Scan the data below. Pull out each line where "Length" occurs.

::: RECORDS FOR THE EXERCISE :::

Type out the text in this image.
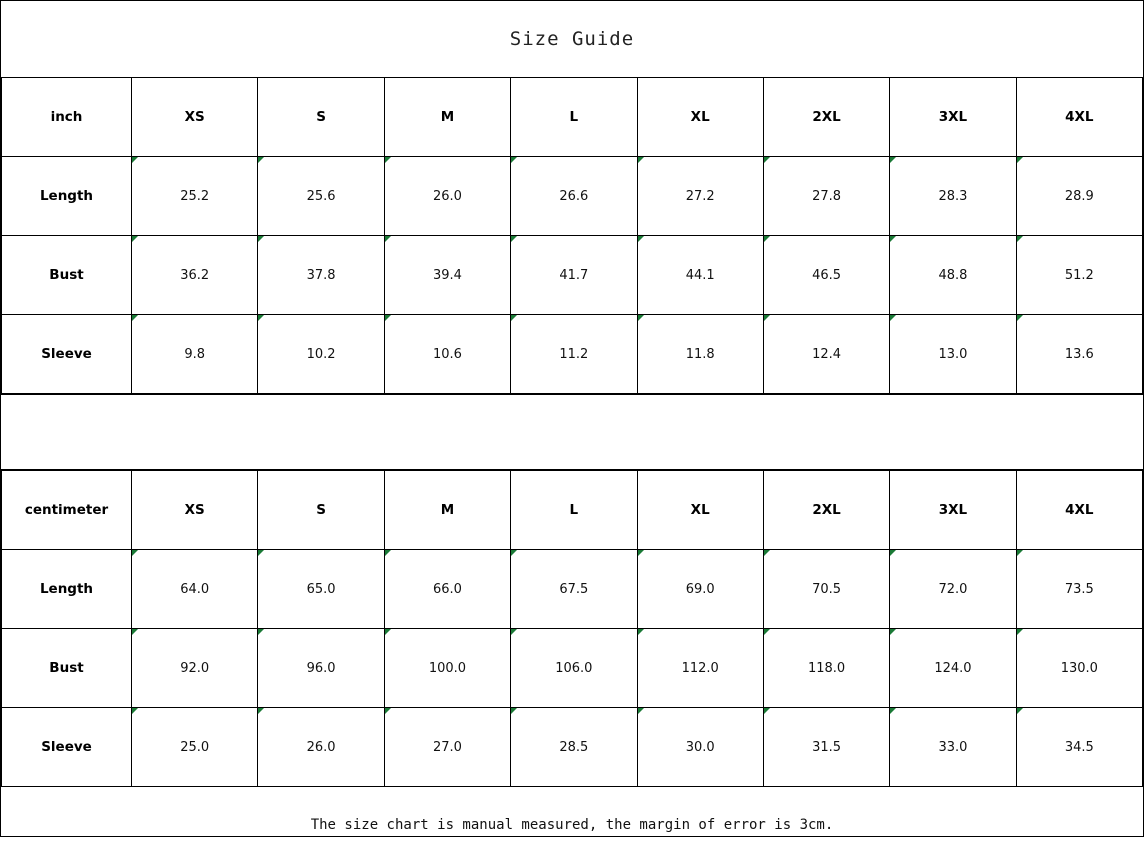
Size Guide
inch	XS	S	M	L	XL	2XL	3XL	4XL
Length	25.2	25.6	26.0	26.6	27.2	27.8	28.3	28.9
Bust	36.2	37.8	39.4	41.7	44.1	46.5	48.8	51.2
Sleeve	9.8	10.2	10.6	11.2	11.8	12.4	13.0	13.6
centimeter	XS	S	M	L	XL	2XL	3XL	4XL
Length	64.0	65.0	66.0	67.5	69.0	70.5	72.0	73.5
Bust	92.0	96.0	100.0	106.0	112.0	118.0	124.0	130.0
Sleeve	25.0	26.0	27.0	28.5	30.0	31.5	33.0	34.5
The size chart is manual measured, the margin of error is 3cm.
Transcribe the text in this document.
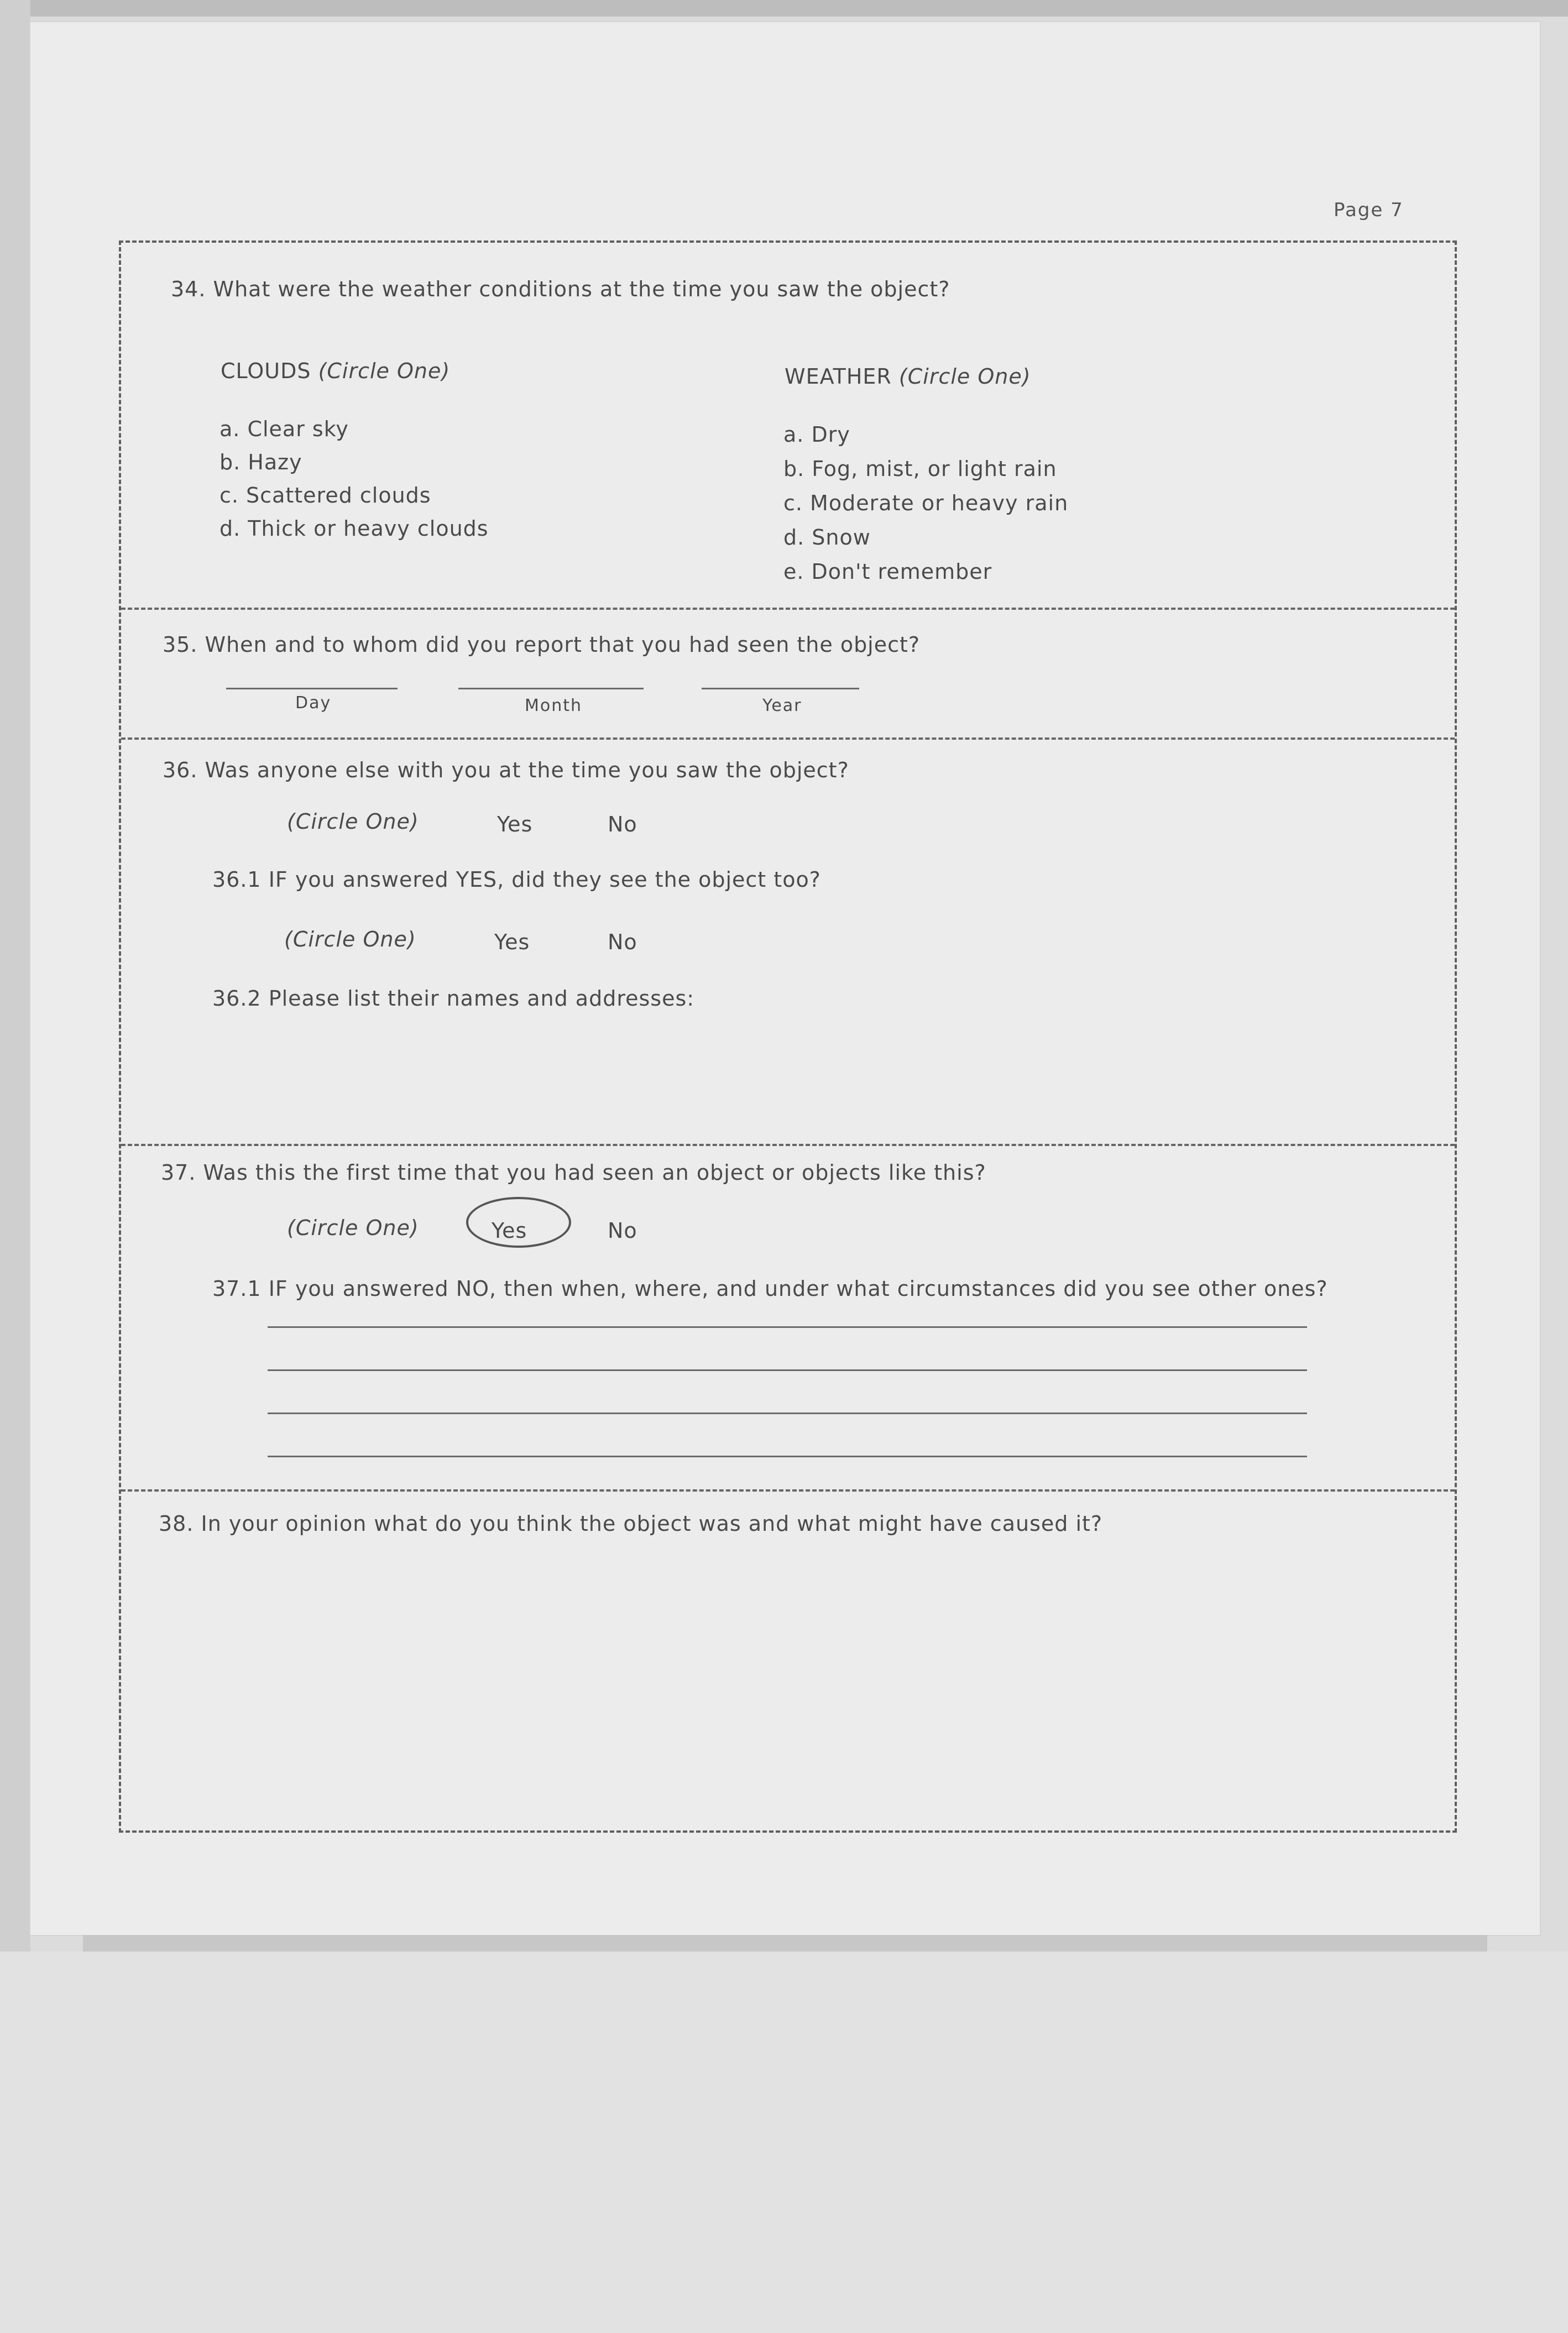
Page 7
34. What were the weather conditions at the time you saw the object?
CLOUDS (Circle One)
a. Clear sky
b. Hazy
c. Scattered clouds
d. Thick or heavy clouds
WEATHER (Circle One)
a. Dry
b. Fog, mist, or light rain
c. Moderate or heavy rain
d. Snow
e. Don't remember
35. When and to whom did you report that you had seen the object?
Day	Month	Year
36. Was anyone else with you at the time you saw the object?
(Circle One)	Yes	No
36.1 IF you answered YES, did they see the object too?
(Circle One)	Yes	No
36.2 Please list their names and addresses:
37. Was this the first time that you had seen an object or objects like this?
(Circle One)	Yes	No
37.1 IF you answered NO, then when, where, and under what circumstances did you see other ones?
38. In your opinion what do you think the object was and what might have caused it?
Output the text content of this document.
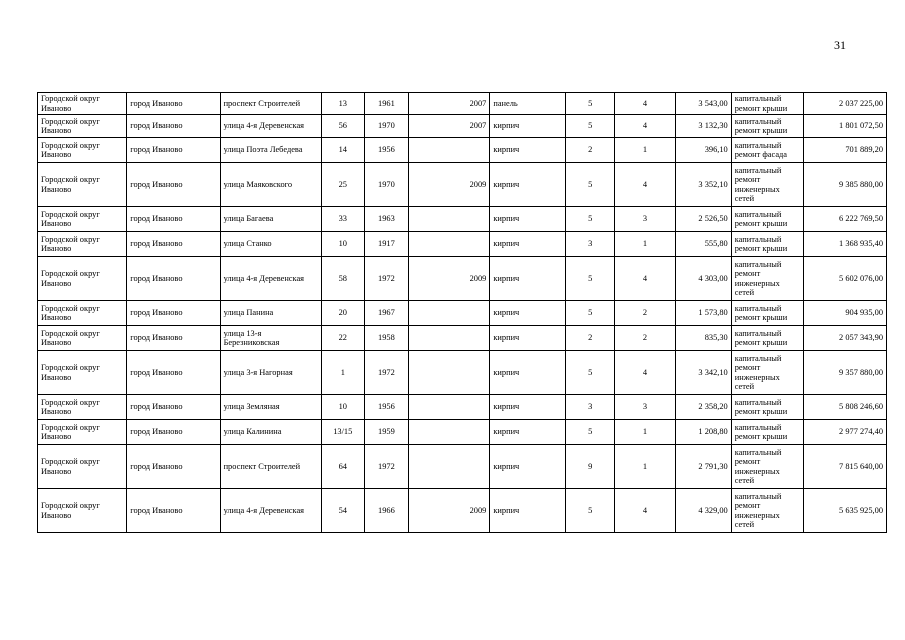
31
Городской округ Иваново	город Иваново	проспект Строителей	13	1961	2007	панель	5	4	3 543,00	капитальный ремонт крыши	2 037 225,00
Городской округ Иваново	город Иваново	улица 4-я Деревенская	56	1970	2007	кирпич	5	4	3 132,30	капитальный ремонт крыши	1 801 072,50
Городской округ Иваново	город Иваново	улица Поэта Лебедева	14	1956		кирпич	2	1	396,10	капитальный ремонт фасада	701 889,20
Городской округ Иваново	город Иваново	улица Маяковского	25	1970	2009	кирпич	5	4	3 352,10	капитальный ремонт инженерных сетей	9 385 880,00
Городской округ Иваново	город Иваново	улица Багаева	33	1963		кирпич	5	3	2 526,50	капитальный ремонт крыши	6 222 769,50
Городской округ Иваново	город Иваново	улица Станко	10	1917		кирпич	3	1	555,80	капитальный ремонт крыши	1 368 935,40
Городской округ Иваново	город Иваново	улица 4-я Деревенская	58	1972	2009	кирпич	5	4	4 303,00	капитальный ремонт инженерных сетей	5 602 076,00
Городской округ Иваново	город Иваново	улица Панина	20	1967		кирпич	5	2	1 573,80	капитальный ремонт крыши	904 935,00
Городской округ Иваново	город Иваново	улица 13-я Березниковская	22	1958		кирпич	2	2	835,30	капитальный ремонт крыши	2 057 343,90
Городской округ Иваново	город Иваново	улица 3-я Нагорная	1	1972		кирпич	5	4	3 342,10	капитальный ремонт инженерных сетей	9 357 880,00
Городской округ Иваново	город Иваново	улица Земляная	10	1956		кирпич	3	3	2 358,20	капитальный ремонт крыши	5 808 246,60
Городской округ Иваново	город Иваново	улица Калинина	13/15	1959		кирпич	5	1	1 208,80	капитальный ремонт крыши	2 977 274,40
Городской округ Иваново	город Иваново	проспект Строителей	64	1972		кирпич	9	1	2 791,30	капитальный ремонт инженерных сетей	7 815 640,00
Городской округ Иваново	город Иваново	улица 4-я Деревенская	54	1966	2009	кирпич	5	4	4 329,00	капитальный ремонт инженерных сетей	5 635 925,00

:::

» RESPONSE:
Length	25.2	25.6	26.0	26.6	27.2	27.8	28.3	28.9
Length	64.0	65.0	66.0	67.5	69.0	70.5	72.0	73.5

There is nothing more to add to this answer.